Records from a data source:
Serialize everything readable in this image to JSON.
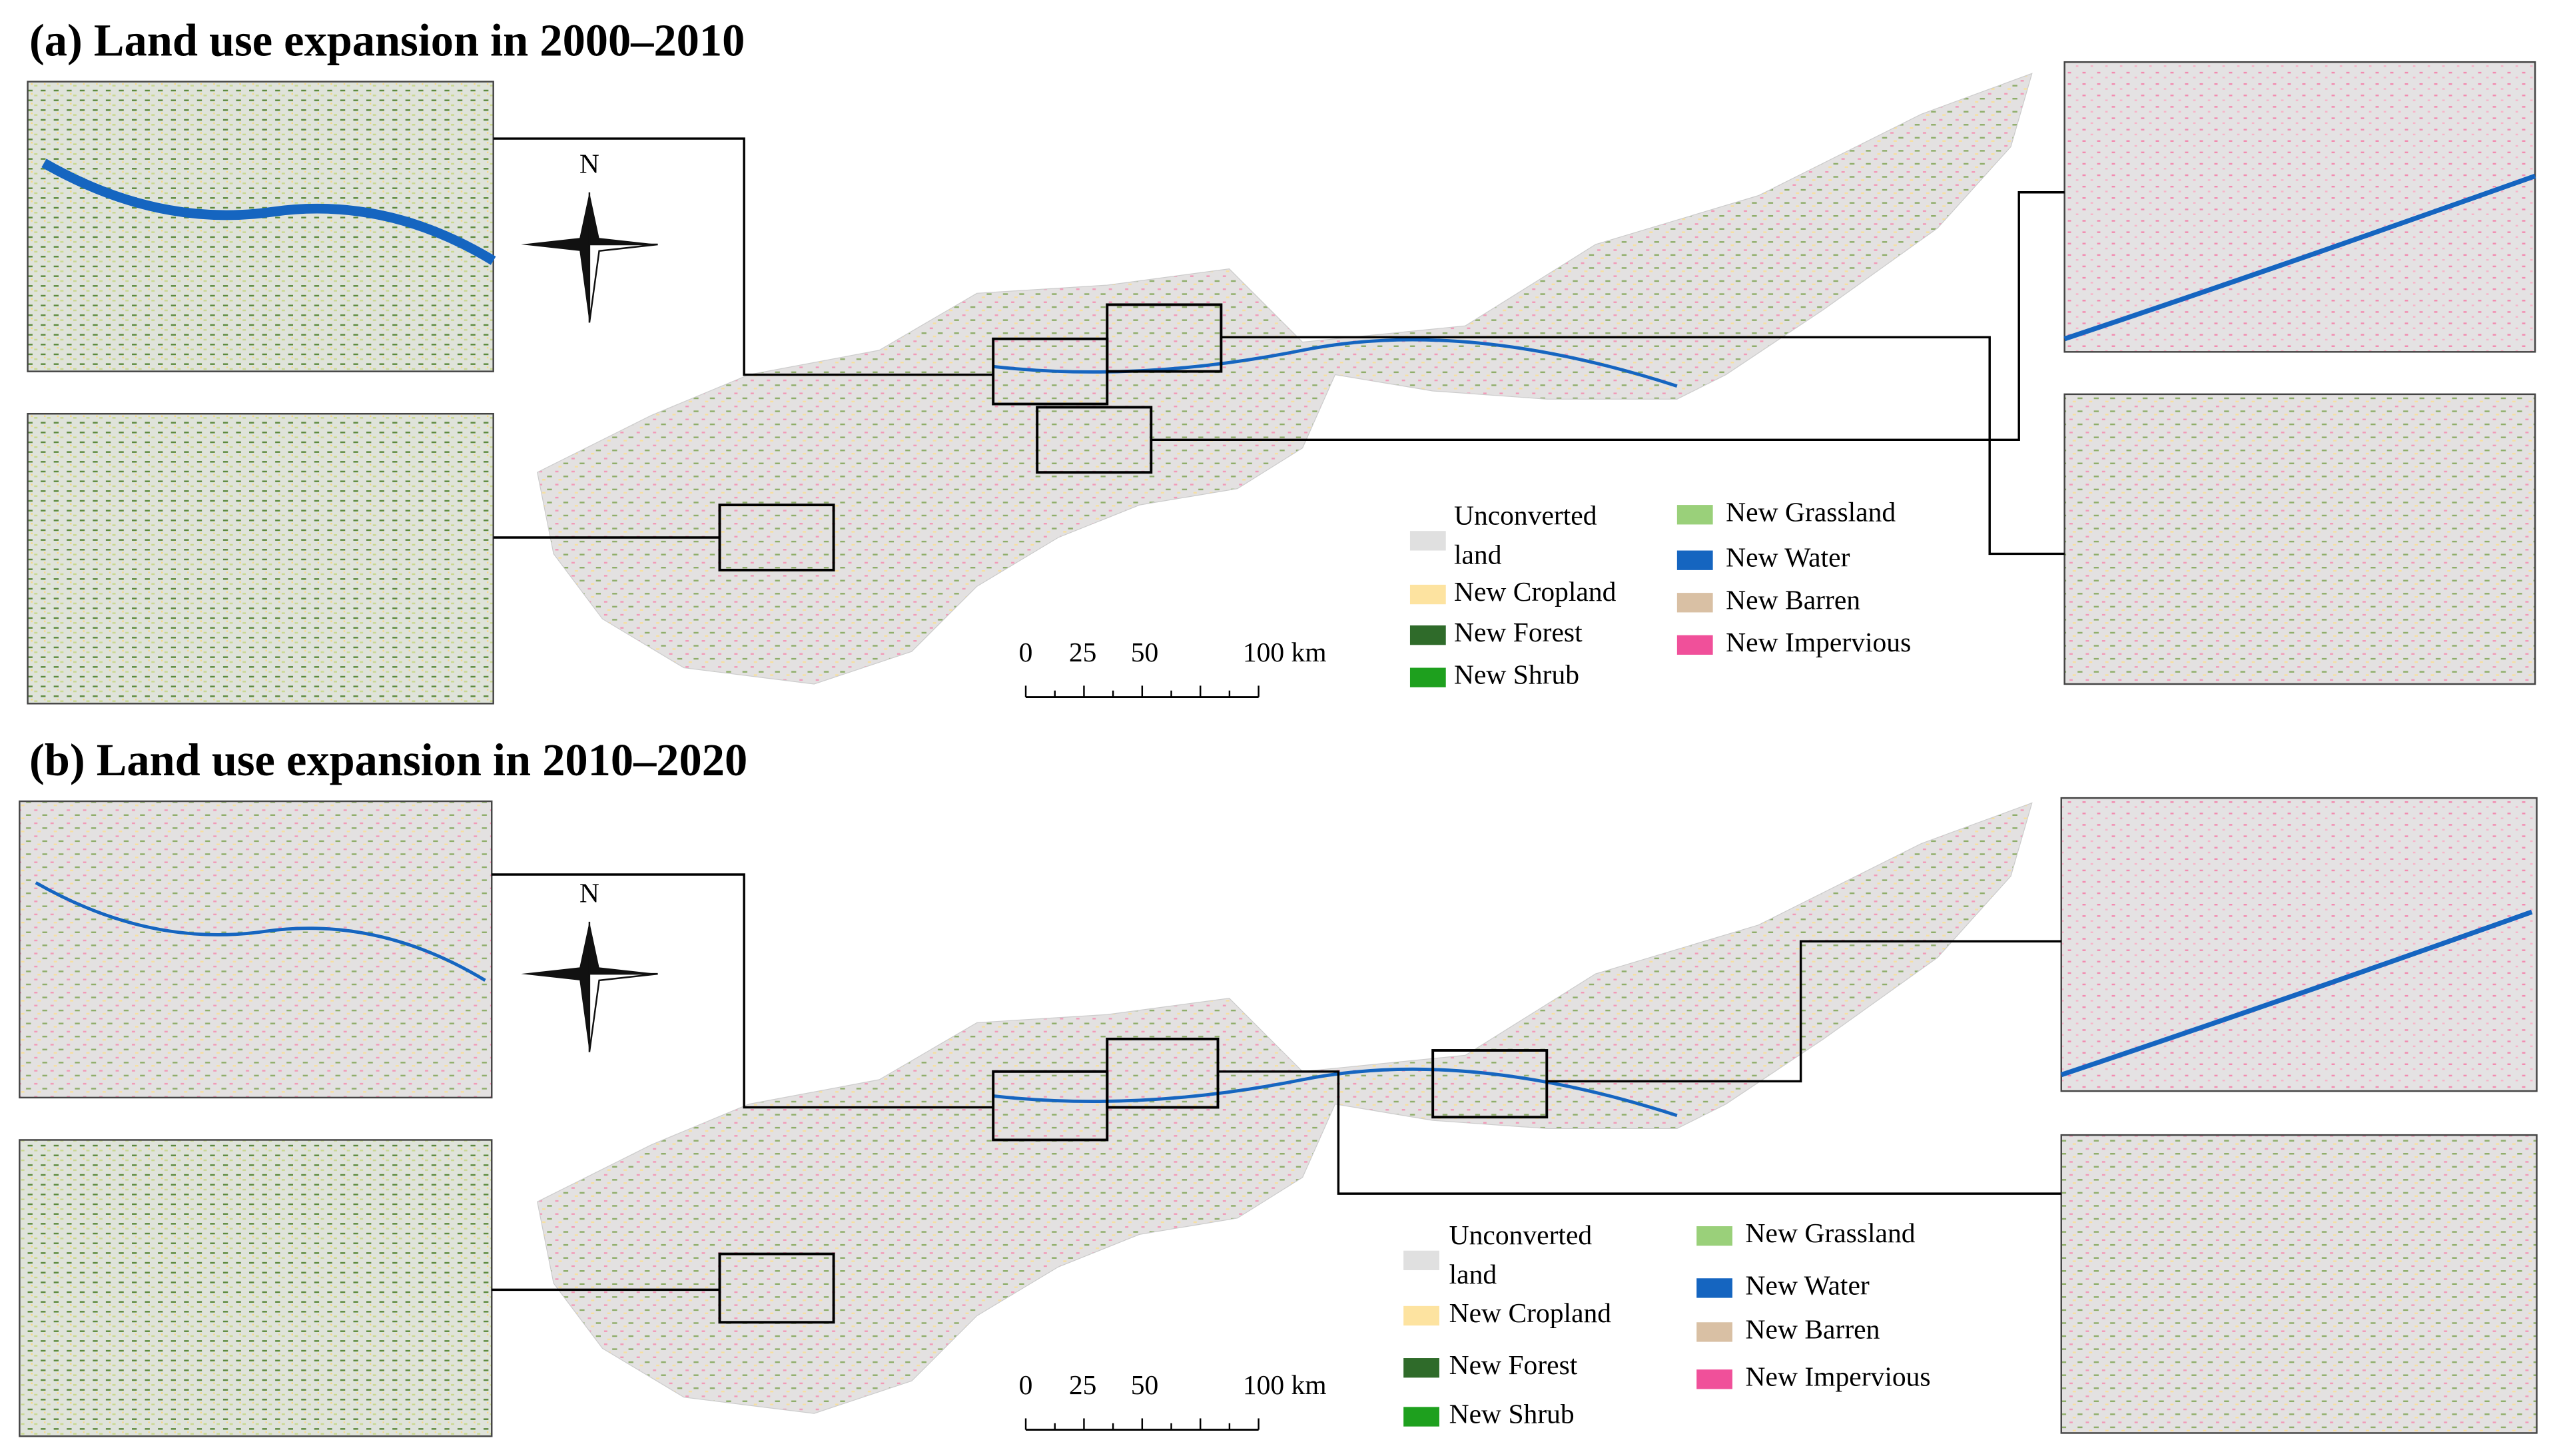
{
  "panels": [
    {
      "title": "(a) Land use expansion in 2000–2010",
      "north": "N",
      "legend": [
        {
          "label": "Unconverted\nland",
          "color": "#e0e0e0"
        },
        {
          "label": "New Cropland",
          "color": "#fde3a0"
        },
        {
          "label": "New Forest",
          "color": "#2f6b2a"
        },
        {
          "label": "New Shrub",
          "color": "#1ea01e"
        },
        {
          "label": "New Grassland",
          "color": "#9ad07a"
        },
        {
          "label": "New Water",
          "color": "#1565c0"
        },
        {
          "label": "New Barren",
          "color": "#d9c0a4"
        },
        {
          "label": "New Impervious",
          "color": "#f0509a"
        }
      ],
      "scale_bar": [
        "0",
        "25",
        "50",
        "100 km"
      ]
    },
    {
      "title": "(b) Land use expansion in 2010–2020",
      "north": "N",
      "legend": [
        {
          "label": "Unconverted\nland",
          "color": "#e0e0e0"
        },
        {
          "label": "New Cropland",
          "color": "#fde3a0"
        },
        {
          "label": "New Forest",
          "color": "#2f6b2a"
        },
        {
          "label": "New Shrub",
          "color": "#1ea01e"
        },
        {
          "label": "New Grassland",
          "color": "#9ad07a"
        },
        {
          "label": "New Water",
          "color": "#1565c0"
        },
        {
          "label": "New Barren",
          "color": "#d9c0a4"
        },
        {
          "label": "New Impervious",
          "color": "#f0509a"
        }
      ],
      "scale_bar": [
        "0",
        "25",
        "50",
        "100 km"
      ]
    }
  ]
}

WHAT YOU ARE ASKED TO DO: Which lines contain "expansion"? Copy each of them.

ANSWER TO THIS EXERCISE:
      "title": "(a) Land use expansion in 2000–2010",
      "title": "(b) Land use expansion in 2010–2020",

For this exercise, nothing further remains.